### Objective
Each line that holds the word "title" counts once. Give the total number of such lines and nothing else.

* START *

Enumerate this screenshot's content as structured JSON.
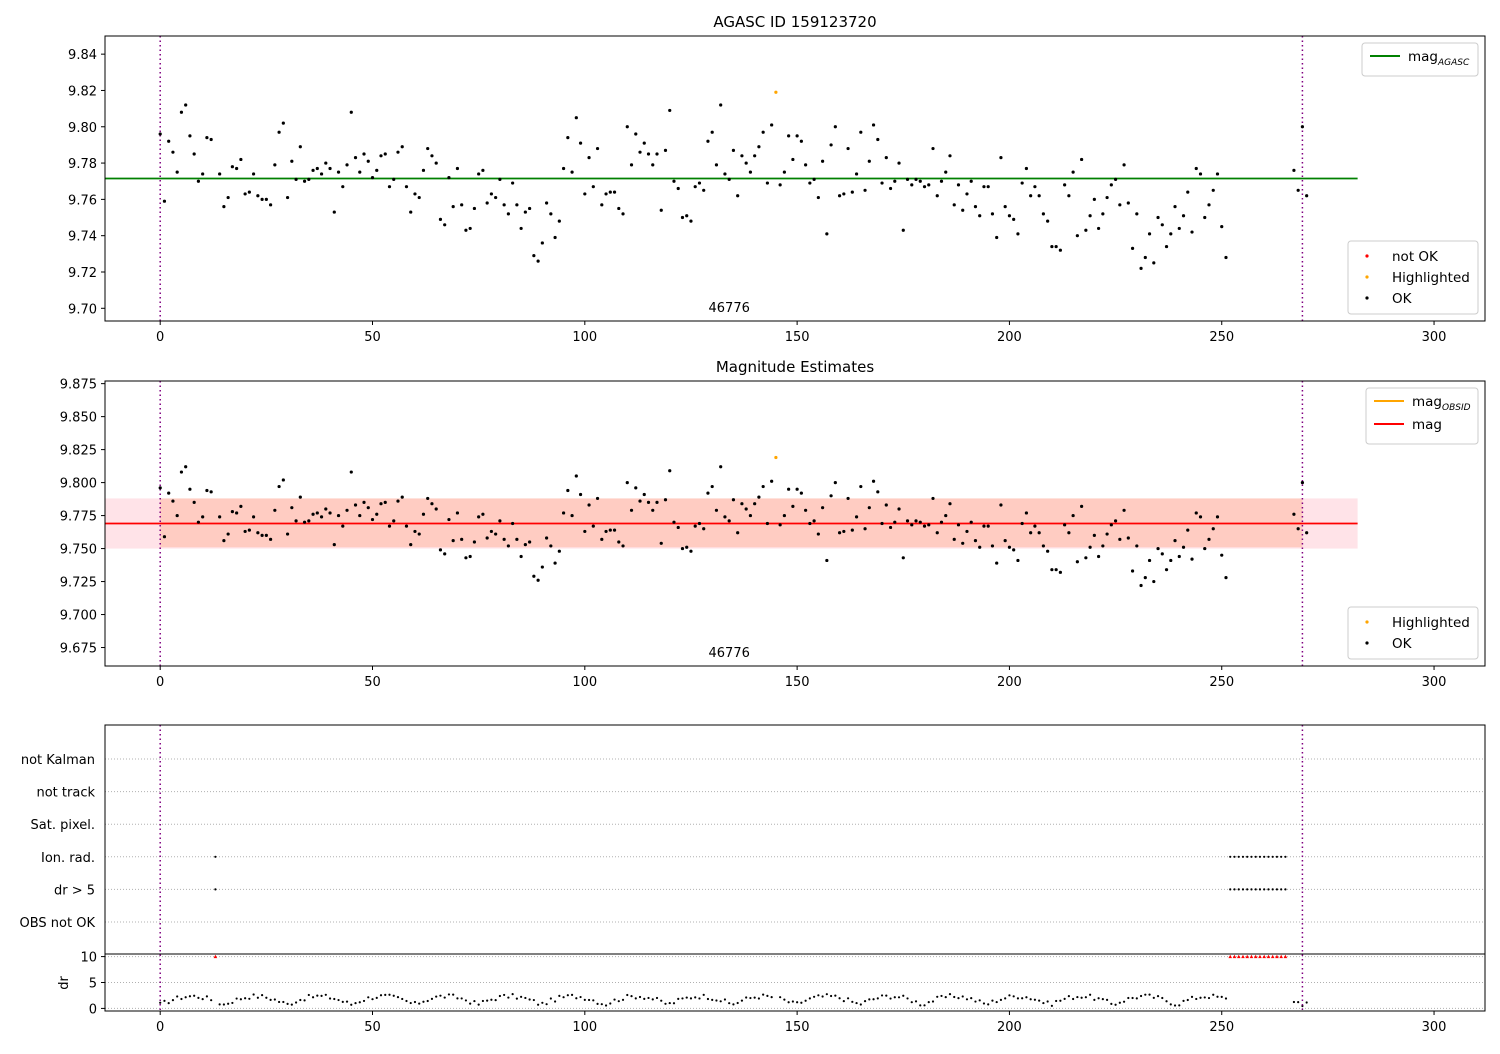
{
  "chart_data": [
    {
      "type": "scatter",
      "title": "AGASC ID 159123720",
      "xlim": [
        -13,
        312
      ],
      "ylim": [
        9.693,
        9.85
      ],
      "xticks": [
        0,
        50,
        100,
        150,
        200,
        250,
        300
      ],
      "yticks": [
        9.7,
        9.72,
        9.74,
        9.76,
        9.78,
        9.8,
        9.82,
        9.84
      ],
      "ytick_labels": [
        "9.70",
        "9.72",
        "9.74",
        "9.76",
        "9.78",
        "9.80",
        "9.82",
        "9.84"
      ],
      "annotation": "46776",
      "annotation_x": 134,
      "vlines": [
        0,
        269
      ],
      "hline": {
        "y": 9.7715,
        "x_end": 282,
        "color": "#008000"
      },
      "legend_lines": [
        {
          "label": "mag",
          "sub": "AGASC",
          "color": "#008000"
        }
      ],
      "legend_points": [
        {
          "label": "not OK",
          "color": "#ff0000"
        },
        {
          "label": "Highlighted",
          "color": "#ffa500"
        },
        {
          "label": "OK",
          "color": "#000000"
        }
      ],
      "highlighted": [
        {
          "x": 145,
          "y": 9.819
        }
      ],
      "series_ok": [
        [
          0,
          9.796
        ],
        [
          1,
          9.759
        ],
        [
          2,
          9.792
        ],
        [
          3,
          9.786
        ],
        [
          4,
          9.775
        ],
        [
          5,
          9.808
        ],
        [
          6,
          9.812
        ],
        [
          7,
          9.795
        ],
        [
          8,
          9.785
        ],
        [
          9,
          9.77
        ],
        [
          10,
          9.774
        ],
        [
          11,
          9.794
        ],
        [
          12,
          9.793
        ],
        [
          14,
          9.774
        ],
        [
          15,
          9.756
        ],
        [
          16,
          9.761
        ],
        [
          17,
          9.778
        ],
        [
          18,
          9.777
        ],
        [
          19,
          9.782
        ],
        [
          20,
          9.763
        ],
        [
          21,
          9.764
        ],
        [
          22,
          9.774
        ],
        [
          23,
          9.762
        ],
        [
          24,
          9.76
        ],
        [
          25,
          9.76
        ],
        [
          26,
          9.757
        ],
        [
          27,
          9.779
        ],
        [
          28,
          9.797
        ],
        [
          29,
          9.802
        ],
        [
          30,
          9.761
        ],
        [
          31,
          9.781
        ],
        [
          32,
          9.771
        ],
        [
          33,
          9.789
        ],
        [
          34,
          9.77
        ],
        [
          35,
          9.771
        ],
        [
          36,
          9.776
        ],
        [
          37,
          9.777
        ],
        [
          38,
          9.774
        ],
        [
          39,
          9.78
        ],
        [
          40,
          9.777
        ],
        [
          41,
          9.753
        ],
        [
          42,
          9.775
        ],
        [
          43,
          9.767
        ],
        [
          44,
          9.779
        ],
        [
          45,
          9.808
        ],
        [
          46,
          9.783
        ],
        [
          47,
          9.775
        ],
        [
          48,
          9.785
        ],
        [
          49,
          9.781
        ],
        [
          50,
          9.772
        ],
        [
          51,
          9.776
        ],
        [
          52,
          9.784
        ],
        [
          53,
          9.785
        ],
        [
          54,
          9.767
        ],
        [
          55,
          9.771
        ],
        [
          56,
          9.786
        ],
        [
          57,
          9.789
        ],
        [
          58,
          9.767
        ],
        [
          59,
          9.753
        ],
        [
          60,
          9.763
        ],
        [
          61,
          9.761
        ],
        [
          62,
          9.776
        ],
        [
          63,
          9.788
        ],
        [
          64,
          9.784
        ],
        [
          65,
          9.78
        ],
        [
          66,
          9.749
        ],
        [
          67,
          9.746
        ],
        [
          68,
          9.772
        ],
        [
          69,
          9.756
        ],
        [
          70,
          9.777
        ],
        [
          71,
          9.757
        ],
        [
          72,
          9.743
        ],
        [
          73,
          9.744
        ],
        [
          74,
          9.755
        ],
        [
          75,
          9.774
        ],
        [
          76,
          9.776
        ],
        [
          77,
          9.758
        ],
        [
          78,
          9.763
        ],
        [
          79,
          9.761
        ],
        [
          80,
          9.771
        ],
        [
          81,
          9.757
        ],
        [
          82,
          9.752
        ],
        [
          83,
          9.769
        ],
        [
          84,
          9.757
        ],
        [
          85,
          9.744
        ],
        [
          86,
          9.753
        ],
        [
          87,
          9.755
        ],
        [
          88,
          9.729
        ],
        [
          89,
          9.726
        ],
        [
          90,
          9.736
        ],
        [
          91,
          9.758
        ],
        [
          92,
          9.752
        ],
        [
          93,
          9.739
        ],
        [
          94,
          9.748
        ],
        [
          95,
          9.777
        ],
        [
          96,
          9.794
        ],
        [
          97,
          9.775
        ],
        [
          98,
          9.805
        ],
        [
          99,
          9.791
        ],
        [
          100,
          9.763
        ],
        [
          101,
          9.783
        ],
        [
          102,
          9.767
        ],
        [
          103,
          9.788
        ],
        [
          104,
          9.757
        ],
        [
          105,
          9.763
        ],
        [
          106,
          9.764
        ],
        [
          107,
          9.764
        ],
        [
          108,
          9.755
        ],
        [
          109,
          9.752
        ],
        [
          110,
          9.8
        ],
        [
          111,
          9.779
        ],
        [
          112,
          9.796
        ],
        [
          113,
          9.786
        ],
        [
          114,
          9.791
        ],
        [
          115,
          9.785
        ],
        [
          116,
          9.779
        ],
        [
          117,
          9.785
        ],
        [
          118,
          9.754
        ],
        [
          119,
          9.787
        ],
        [
          120,
          9.809
        ],
        [
          121,
          9.77
        ],
        [
          122,
          9.766
        ],
        [
          123,
          9.75
        ],
        [
          124,
          9.751
        ],
        [
          125,
          9.748
        ],
        [
          126,
          9.767
        ],
        [
          127,
          9.769
        ],
        [
          128,
          9.765
        ],
        [
          129,
          9.792
        ],
        [
          130,
          9.797
        ],
        [
          131,
          9.779
        ],
        [
          132,
          9.812
        ],
        [
          133,
          9.774
        ],
        [
          134,
          9.771
        ],
        [
          135,
          9.787
        ],
        [
          136,
          9.762
        ],
        [
          137,
          9.784
        ],
        [
          138,
          9.78
        ],
        [
          139,
          9.775
        ],
        [
          140,
          9.784
        ],
        [
          141,
          9.789
        ],
        [
          142,
          9.797
        ],
        [
          143,
          9.769
        ],
        [
          144,
          9.801
        ],
        [
          146,
          9.768
        ],
        [
          147,
          9.775
        ],
        [
          148,
          9.795
        ],
        [
          149,
          9.782
        ],
        [
          150,
          9.795
        ],
        [
          151,
          9.792
        ],
        [
          152,
          9.779
        ],
        [
          153,
          9.769
        ],
        [
          154,
          9.771
        ],
        [
          155,
          9.761
        ],
        [
          156,
          9.781
        ],
        [
          157,
          9.741
        ],
        [
          158,
          9.79
        ],
        [
          159,
          9.8
        ],
        [
          160,
          9.762
        ],
        [
          161,
          9.763
        ],
        [
          162,
          9.788
        ],
        [
          163,
          9.764
        ],
        [
          164,
          9.774
        ],
        [
          165,
          9.797
        ],
        [
          166,
          9.765
        ],
        [
          167,
          9.781
        ],
        [
          168,
          9.801
        ],
        [
          169,
          9.793
        ],
        [
          170,
          9.769
        ],
        [
          171,
          9.783
        ],
        [
          172,
          9.766
        ],
        [
          173,
          9.77
        ],
        [
          174,
          9.78
        ],
        [
          175,
          9.743
        ],
        [
          176,
          9.771
        ],
        [
          177,
          9.768
        ],
        [
          178,
          9.771
        ],
        [
          179,
          9.77
        ],
        [
          180,
          9.767
        ],
        [
          181,
          9.768
        ],
        [
          182,
          9.788
        ],
        [
          183,
          9.762
        ],
        [
          184,
          9.77
        ],
        [
          185,
          9.775
        ],
        [
          186,
          9.784
        ],
        [
          187,
          9.757
        ],
        [
          188,
          9.768
        ],
        [
          189,
          9.754
        ],
        [
          190,
          9.763
        ],
        [
          191,
          9.77
        ],
        [
          192,
          9.756
        ],
        [
          193,
          9.751
        ],
        [
          194,
          9.767
        ],
        [
          195,
          9.767
        ],
        [
          196,
          9.752
        ],
        [
          197,
          9.739
        ],
        [
          198,
          9.783
        ],
        [
          199,
          9.756
        ],
        [
          200,
          9.751
        ],
        [
          201,
          9.749
        ],
        [
          202,
          9.741
        ],
        [
          203,
          9.769
        ],
        [
          204,
          9.777
        ],
        [
          205,
          9.762
        ],
        [
          206,
          9.767
        ],
        [
          207,
          9.762
        ],
        [
          208,
          9.752
        ],
        [
          209,
          9.748
        ],
        [
          210,
          9.734
        ],
        [
          211,
          9.734
        ],
        [
          212,
          9.732
        ],
        [
          213,
          9.768
        ],
        [
          214,
          9.762
        ],
        [
          215,
          9.775
        ],
        [
          216,
          9.74
        ],
        [
          217,
          9.782
        ],
        [
          218,
          9.743
        ],
        [
          219,
          9.751
        ],
        [
          220,
          9.76
        ],
        [
          221,
          9.744
        ],
        [
          222,
          9.752
        ],
        [
          223,
          9.761
        ],
        [
          224,
          9.768
        ],
        [
          225,
          9.771
        ],
        [
          226,
          9.757
        ],
        [
          227,
          9.779
        ],
        [
          228,
          9.758
        ],
        [
          229,
          9.733
        ],
        [
          230,
          9.752
        ],
        [
          231,
          9.722
        ],
        [
          232,
          9.728
        ],
        [
          233,
          9.741
        ],
        [
          234,
          9.725
        ],
        [
          235,
          9.75
        ],
        [
          236,
          9.746
        ],
        [
          237,
          9.734
        ],
        [
          238,
          9.741
        ],
        [
          239,
          9.756
        ],
        [
          240,
          9.744
        ],
        [
          241,
          9.751
        ],
        [
          242,
          9.764
        ],
        [
          243,
          9.742
        ],
        [
          244,
          9.777
        ],
        [
          245,
          9.774
        ],
        [
          246,
          9.75
        ],
        [
          247,
          9.757
        ],
        [
          248,
          9.765
        ],
        [
          249,
          9.774
        ],
        [
          250,
          9.745
        ],
        [
          251,
          9.728
        ],
        [
          267,
          9.776
        ],
        [
          268,
          9.765
        ],
        [
          269,
          9.8
        ],
        [
          270,
          9.762
        ]
      ]
    },
    {
      "type": "scatter",
      "title": "Magnitude Estimates",
      "xlim": [
        -13,
        312
      ],
      "ylim": [
        9.661,
        9.877
      ],
      "xticks": [
        0,
        50,
        100,
        150,
        200,
        250,
        300
      ],
      "yticks": [
        9.675,
        9.7,
        9.725,
        9.75,
        9.775,
        9.8,
        9.825,
        9.85,
        9.875
      ],
      "ytick_labels": [
        "9.675",
        "9.700",
        "9.725",
        "9.750",
        "9.775",
        "9.800",
        "9.825",
        "9.850",
        "9.875"
      ],
      "annotation": "46776",
      "annotation_x": 134,
      "vlines": [
        0,
        269
      ],
      "hline": {
        "y": 9.769,
        "x_end": 282,
        "color": "#ff0000"
      },
      "bands": [
        {
          "x0": -13,
          "x1": 282,
          "y0": 9.75,
          "y1": 9.788,
          "color": "#ffc0cb",
          "opacity": 0.45
        },
        {
          "x0": 0,
          "x1": 269,
          "y0": 9.751,
          "y1": 9.788,
          "color": "#ffa07a",
          "opacity": 0.35
        }
      ],
      "legend_lines": [
        {
          "label": "mag",
          "sub": "OBSID",
          "color": "#ffa500"
        },
        {
          "label": "mag",
          "sub": "",
          "color": "#ff0000"
        }
      ],
      "legend_points": [
        {
          "label": "Highlighted",
          "color": "#ffa500"
        },
        {
          "label": "OK",
          "color": "#000000"
        }
      ],
      "highlighted": [
        {
          "x": 145,
          "y": 9.819
        }
      ],
      "series_ok_ref": 0
    },
    {
      "type": "scatter",
      "title": "",
      "xlim": [
        -13,
        312
      ],
      "xticks": [
        0,
        50,
        100,
        150,
        200,
        250,
        300
      ],
      "vlines": [
        0,
        269
      ],
      "flag_labels": [
        "not Kalman",
        "not track",
        "Sat. pixel.",
        "Ion. rad.",
        "dr > 5",
        "OBS not OK"
      ],
      "flag_points": {
        "Ion. rad.": [
          13,
          252,
          253,
          254,
          255,
          256,
          257,
          258,
          259,
          260,
          261,
          262,
          263,
          264,
          265
        ],
        "dr > 5": [
          13,
          252,
          253,
          254,
          255,
          256,
          257,
          258,
          259,
          260,
          261,
          262,
          263,
          264,
          265
        ]
      },
      "dr_ylabel": "dr",
      "dr_ylim": [
        -0.5,
        10.5
      ],
      "dr_yticks": [
        0,
        5,
        10
      ],
      "dr_clipped_x": [
        13,
        252,
        253,
        254,
        255,
        256,
        257,
        258,
        259,
        260,
        261,
        262,
        263,
        264,
        265
      ],
      "dr_seed": 17
    }
  ]
}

* END *

### Reply to the exercise
3